■ Directive
Your task is to output the data exactly as it stands.

### Given information ###

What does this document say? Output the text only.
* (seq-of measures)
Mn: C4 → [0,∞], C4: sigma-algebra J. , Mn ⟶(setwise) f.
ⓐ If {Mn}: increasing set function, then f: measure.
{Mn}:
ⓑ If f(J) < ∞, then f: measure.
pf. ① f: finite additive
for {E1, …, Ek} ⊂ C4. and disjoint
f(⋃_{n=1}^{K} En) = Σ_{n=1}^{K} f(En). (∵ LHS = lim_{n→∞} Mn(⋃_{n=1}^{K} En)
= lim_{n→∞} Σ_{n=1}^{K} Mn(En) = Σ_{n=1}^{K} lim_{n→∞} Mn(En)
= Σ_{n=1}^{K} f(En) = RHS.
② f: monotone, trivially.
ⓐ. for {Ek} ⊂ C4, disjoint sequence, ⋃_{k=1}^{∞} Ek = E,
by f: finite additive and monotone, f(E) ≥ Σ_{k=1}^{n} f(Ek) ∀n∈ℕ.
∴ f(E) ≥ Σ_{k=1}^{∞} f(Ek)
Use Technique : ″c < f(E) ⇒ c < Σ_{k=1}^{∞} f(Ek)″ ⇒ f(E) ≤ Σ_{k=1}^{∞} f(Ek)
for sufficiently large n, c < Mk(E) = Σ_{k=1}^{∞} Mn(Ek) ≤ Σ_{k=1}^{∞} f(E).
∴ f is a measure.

###

■ Written reply
What does this document say? Output the text only.
* (seq-of measures)
Mn: C4 → [0,∞], C4: sigma-algebra J. , Mn ⟶(setwise) f.
ⓐ If {Mn}: increasing set function, then f: measure.
{Mn}:
ⓑ If f(J) < ∞, then f: measure.
pf. ① f: finite additive
for {E1, …, Ek} ⊂ C4. and disjoint
f(⋃_{n=1}^{K} En) = Σ_{n=1}^{K} f(En). (∵ LHS = lim_{n→∞} Mn(⋃_{n=1}^{K} En)
= lim_{n→∞} Σ_{n=1}^{K} Mn(En) = Σ_{n=1}^{K} lim_{n→∞} Mn(En)
= Σ_{n=1}^{K} f(En) = RHS.
② f: monotone, trivially.
ⓐ. for {Ek} ⊂ C4, disjoint sequence, ⋃_{k=1}^{∞} Ek = E,
by f: finite additive and monotone, f(E) ≥ Σ_{k=1}^{n} f(Ek) ∀n∈ℕ.
∴ f(E) ≥ Σ_{k=1}^{∞} f(Ek)
Use Technique : ″c < f(E) ⇒ c < Σ_{k=1}^{∞} f(Ek)″ ⇒ f(E) ≤ Σ_{k=1}^{∞} f(Ek)
for sufficiently large n, c < Mk(E) = Σ_{k=1}^{∞} Mn(Ek) ≤ Σ_{k=1}^{∞} f(E).
∴ f is a measure.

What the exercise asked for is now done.